## What you should do
Lines before the one containing "Read all visible content and emit it as JSON." are excluded; print that line and every line after it through the end of the material below, exactly.

## Task data
___

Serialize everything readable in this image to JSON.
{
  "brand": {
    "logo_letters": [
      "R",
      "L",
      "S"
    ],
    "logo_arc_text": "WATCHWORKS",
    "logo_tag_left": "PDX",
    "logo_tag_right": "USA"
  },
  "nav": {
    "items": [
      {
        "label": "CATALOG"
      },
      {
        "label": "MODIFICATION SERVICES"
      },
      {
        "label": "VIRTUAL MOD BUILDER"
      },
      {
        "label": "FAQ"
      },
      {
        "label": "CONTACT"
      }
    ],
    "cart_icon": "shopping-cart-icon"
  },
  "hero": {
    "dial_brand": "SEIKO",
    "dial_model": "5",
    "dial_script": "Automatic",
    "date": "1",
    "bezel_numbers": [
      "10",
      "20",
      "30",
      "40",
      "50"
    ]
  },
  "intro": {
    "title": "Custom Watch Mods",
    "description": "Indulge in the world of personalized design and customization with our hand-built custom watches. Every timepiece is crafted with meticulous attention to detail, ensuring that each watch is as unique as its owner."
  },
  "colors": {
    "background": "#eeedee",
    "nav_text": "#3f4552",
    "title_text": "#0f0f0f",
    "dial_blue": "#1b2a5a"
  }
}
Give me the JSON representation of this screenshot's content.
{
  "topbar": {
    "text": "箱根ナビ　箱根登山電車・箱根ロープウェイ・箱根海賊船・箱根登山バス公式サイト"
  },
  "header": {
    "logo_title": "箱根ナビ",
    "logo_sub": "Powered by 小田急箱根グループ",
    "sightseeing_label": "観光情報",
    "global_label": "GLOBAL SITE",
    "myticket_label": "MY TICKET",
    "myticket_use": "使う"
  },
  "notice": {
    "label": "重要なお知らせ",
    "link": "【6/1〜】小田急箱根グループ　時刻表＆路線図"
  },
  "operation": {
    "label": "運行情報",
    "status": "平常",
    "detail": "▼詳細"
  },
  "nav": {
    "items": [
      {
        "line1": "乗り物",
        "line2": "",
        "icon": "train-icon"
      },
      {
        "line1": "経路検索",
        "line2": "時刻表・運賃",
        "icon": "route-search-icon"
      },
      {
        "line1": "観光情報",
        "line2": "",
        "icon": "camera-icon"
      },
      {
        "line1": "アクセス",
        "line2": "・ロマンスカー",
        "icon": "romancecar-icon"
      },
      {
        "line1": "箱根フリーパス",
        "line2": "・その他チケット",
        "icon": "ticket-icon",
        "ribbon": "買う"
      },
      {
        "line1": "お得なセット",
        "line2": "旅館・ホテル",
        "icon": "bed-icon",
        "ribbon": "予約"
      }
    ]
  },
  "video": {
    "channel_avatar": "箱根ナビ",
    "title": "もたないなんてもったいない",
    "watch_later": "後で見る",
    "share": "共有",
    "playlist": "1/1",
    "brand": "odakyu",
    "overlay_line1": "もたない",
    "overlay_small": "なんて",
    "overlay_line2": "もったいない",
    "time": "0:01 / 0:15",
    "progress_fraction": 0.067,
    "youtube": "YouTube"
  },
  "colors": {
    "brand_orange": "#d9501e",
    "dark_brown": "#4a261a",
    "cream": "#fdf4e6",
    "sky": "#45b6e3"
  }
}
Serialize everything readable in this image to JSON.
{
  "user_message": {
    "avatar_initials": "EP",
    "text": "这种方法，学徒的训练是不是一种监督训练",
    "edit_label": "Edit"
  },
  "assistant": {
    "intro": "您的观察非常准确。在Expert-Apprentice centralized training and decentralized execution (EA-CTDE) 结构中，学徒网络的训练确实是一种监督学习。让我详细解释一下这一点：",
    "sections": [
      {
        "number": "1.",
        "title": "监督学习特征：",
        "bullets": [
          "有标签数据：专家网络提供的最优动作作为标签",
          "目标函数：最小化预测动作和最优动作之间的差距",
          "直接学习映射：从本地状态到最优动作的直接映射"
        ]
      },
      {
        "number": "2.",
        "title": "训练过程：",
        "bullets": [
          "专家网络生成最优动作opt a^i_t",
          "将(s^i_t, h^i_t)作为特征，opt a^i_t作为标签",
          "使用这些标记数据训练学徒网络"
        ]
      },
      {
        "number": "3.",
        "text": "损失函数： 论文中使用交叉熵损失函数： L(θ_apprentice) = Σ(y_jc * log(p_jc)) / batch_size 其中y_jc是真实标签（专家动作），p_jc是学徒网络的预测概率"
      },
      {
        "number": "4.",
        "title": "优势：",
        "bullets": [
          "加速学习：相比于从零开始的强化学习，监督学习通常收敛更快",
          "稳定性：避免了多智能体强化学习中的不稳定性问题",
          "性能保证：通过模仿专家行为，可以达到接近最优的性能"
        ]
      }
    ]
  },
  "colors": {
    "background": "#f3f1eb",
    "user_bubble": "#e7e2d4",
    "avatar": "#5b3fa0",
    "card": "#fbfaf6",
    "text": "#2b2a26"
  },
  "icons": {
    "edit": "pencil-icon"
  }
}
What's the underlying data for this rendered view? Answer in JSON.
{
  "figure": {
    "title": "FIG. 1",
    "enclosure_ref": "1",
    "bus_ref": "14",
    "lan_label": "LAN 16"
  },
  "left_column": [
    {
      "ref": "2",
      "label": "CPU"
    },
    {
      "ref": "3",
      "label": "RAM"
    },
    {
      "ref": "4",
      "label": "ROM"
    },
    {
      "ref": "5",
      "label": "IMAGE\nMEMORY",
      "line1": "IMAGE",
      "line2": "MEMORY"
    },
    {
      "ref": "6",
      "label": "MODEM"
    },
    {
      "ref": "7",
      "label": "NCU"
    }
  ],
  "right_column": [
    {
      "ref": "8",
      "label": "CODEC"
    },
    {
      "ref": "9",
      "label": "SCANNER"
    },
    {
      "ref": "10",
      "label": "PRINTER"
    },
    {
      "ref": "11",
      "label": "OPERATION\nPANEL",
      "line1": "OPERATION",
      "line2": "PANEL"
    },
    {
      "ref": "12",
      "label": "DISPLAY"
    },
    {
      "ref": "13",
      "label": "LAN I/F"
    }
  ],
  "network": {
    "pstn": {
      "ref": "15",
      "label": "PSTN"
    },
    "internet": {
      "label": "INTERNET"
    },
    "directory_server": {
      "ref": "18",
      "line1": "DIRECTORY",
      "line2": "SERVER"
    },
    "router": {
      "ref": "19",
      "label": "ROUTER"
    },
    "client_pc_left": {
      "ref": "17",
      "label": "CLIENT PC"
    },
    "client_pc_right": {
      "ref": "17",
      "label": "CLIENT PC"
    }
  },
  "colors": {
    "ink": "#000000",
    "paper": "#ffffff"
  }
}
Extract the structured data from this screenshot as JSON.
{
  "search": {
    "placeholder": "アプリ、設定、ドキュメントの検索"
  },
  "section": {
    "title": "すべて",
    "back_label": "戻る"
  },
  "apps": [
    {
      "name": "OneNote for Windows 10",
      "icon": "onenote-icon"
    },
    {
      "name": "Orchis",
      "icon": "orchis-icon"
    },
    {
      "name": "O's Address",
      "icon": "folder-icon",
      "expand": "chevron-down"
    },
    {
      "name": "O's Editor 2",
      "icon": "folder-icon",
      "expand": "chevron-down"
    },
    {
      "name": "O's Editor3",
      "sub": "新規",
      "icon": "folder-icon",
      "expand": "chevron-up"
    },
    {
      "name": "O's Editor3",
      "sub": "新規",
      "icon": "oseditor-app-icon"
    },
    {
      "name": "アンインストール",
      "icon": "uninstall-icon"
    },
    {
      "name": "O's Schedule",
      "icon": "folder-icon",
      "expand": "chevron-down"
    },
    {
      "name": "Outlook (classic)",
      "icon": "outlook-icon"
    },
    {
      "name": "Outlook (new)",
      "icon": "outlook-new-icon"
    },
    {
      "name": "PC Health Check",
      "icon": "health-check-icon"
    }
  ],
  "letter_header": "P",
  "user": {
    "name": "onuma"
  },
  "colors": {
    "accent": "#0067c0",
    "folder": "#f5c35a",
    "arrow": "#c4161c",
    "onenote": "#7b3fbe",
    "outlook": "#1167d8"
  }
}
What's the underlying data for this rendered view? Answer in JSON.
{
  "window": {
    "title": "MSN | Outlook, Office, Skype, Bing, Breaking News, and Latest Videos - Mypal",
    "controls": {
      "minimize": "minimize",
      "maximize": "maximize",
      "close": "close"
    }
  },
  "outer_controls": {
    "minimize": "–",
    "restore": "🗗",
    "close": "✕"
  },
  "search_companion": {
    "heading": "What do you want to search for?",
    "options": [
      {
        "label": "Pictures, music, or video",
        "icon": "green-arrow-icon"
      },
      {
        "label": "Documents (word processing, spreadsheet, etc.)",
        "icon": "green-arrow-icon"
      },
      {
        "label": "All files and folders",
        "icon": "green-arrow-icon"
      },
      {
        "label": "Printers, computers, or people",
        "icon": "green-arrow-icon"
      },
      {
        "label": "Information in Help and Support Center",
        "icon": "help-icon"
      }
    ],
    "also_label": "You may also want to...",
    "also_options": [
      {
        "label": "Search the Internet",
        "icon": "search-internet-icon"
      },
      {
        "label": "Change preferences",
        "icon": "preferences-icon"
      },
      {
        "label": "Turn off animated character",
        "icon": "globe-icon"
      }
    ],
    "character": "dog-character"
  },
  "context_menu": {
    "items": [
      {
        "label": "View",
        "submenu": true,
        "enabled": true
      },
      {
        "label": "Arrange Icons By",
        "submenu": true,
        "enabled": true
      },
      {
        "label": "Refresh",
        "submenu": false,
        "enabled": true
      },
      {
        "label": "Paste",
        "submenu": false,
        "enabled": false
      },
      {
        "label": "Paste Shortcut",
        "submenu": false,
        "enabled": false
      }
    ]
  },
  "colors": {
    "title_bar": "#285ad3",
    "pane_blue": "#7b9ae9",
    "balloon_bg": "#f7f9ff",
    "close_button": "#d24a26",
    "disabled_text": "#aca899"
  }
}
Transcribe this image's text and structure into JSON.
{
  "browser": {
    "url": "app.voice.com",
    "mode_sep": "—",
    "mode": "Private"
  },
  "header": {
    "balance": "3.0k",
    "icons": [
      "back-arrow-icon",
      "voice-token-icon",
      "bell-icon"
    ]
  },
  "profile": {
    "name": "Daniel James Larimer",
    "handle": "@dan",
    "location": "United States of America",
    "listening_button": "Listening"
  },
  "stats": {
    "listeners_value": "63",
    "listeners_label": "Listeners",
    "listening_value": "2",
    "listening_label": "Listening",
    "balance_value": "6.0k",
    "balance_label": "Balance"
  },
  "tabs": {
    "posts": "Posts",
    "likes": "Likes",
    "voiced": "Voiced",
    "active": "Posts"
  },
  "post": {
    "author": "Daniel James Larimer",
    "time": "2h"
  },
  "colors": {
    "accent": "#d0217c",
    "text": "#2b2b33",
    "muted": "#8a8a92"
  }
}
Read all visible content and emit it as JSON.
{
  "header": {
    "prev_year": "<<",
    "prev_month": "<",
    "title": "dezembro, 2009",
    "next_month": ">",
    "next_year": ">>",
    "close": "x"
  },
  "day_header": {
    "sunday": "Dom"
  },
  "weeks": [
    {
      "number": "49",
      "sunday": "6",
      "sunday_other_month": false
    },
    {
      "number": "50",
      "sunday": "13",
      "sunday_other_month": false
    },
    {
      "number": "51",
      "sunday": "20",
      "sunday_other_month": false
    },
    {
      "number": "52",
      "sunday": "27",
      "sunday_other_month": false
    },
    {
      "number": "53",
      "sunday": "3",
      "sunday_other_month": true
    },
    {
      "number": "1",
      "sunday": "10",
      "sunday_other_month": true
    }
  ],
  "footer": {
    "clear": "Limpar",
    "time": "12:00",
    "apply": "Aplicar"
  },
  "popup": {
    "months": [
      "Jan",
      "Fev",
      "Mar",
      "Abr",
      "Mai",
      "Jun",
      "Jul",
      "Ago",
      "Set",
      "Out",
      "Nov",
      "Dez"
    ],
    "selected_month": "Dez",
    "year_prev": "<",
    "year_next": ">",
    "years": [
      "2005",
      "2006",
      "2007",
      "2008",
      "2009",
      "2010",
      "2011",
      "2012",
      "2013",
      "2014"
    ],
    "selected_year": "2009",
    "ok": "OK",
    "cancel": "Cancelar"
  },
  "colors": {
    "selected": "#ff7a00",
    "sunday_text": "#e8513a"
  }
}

___

## Answer to this exercise
Read all visible content and emit it as JSON.
{
  "header": {
    "prev_year": "<<",
    "prev_month": "<",
    "title": "dezembro, 2009",
    "next_month": ">",
    "next_year": ">>",
    "close": "x"
  },
  "day_header": {
    "sunday": "Dom"
  },
  "weeks": [
    {
      "number": "49",
      "sunday": "6",
      "sunday_other_month": false
    },
    {
      "number": "50",
      "sunday": "13",
      "sunday_other_month": false
    },
    {
      "number": "51",
      "sunday": "20",
      "sunday_other_month": false
    },
    {
      "number": "52",
      "sunday": "27",
      "sunday_other_month": false
    },
    {
      "number": "53",
      "sunday": "3",
      "sunday_other_month": true
    },
    {
      "number": "1",
      "sunday": "10",
      "sunday_other_month": true
    }
  ],
  "footer": {
    "clear": "Limpar",
    "time": "12:00",
    "apply": "Aplicar"
  },
  "popup": {
    "months": [
      "Jan",
      "Fev",
      "Mar",
      "Abr",
      "Mai",
      "Jun",
      "Jul",
      "Ago",
      "Set",
      "Out",
      "Nov",
      "Dez"
    ],
    "selected_month": "Dez",
    "year_prev": "<",
    "year_next": ">",
    "years": [
      "2005",
      "2006",
      "2007",
      "2008",
      "2009",
      "2010",
      "2011",
      "2012",
      "2013",
      "2014"
    ],
    "selected_year": "2009",
    "ok": "OK",
    "cancel": "Cancelar"
  },
  "colors": {
    "selected": "#ff7a00",
    "sunday_text": "#e8513a"
  }
}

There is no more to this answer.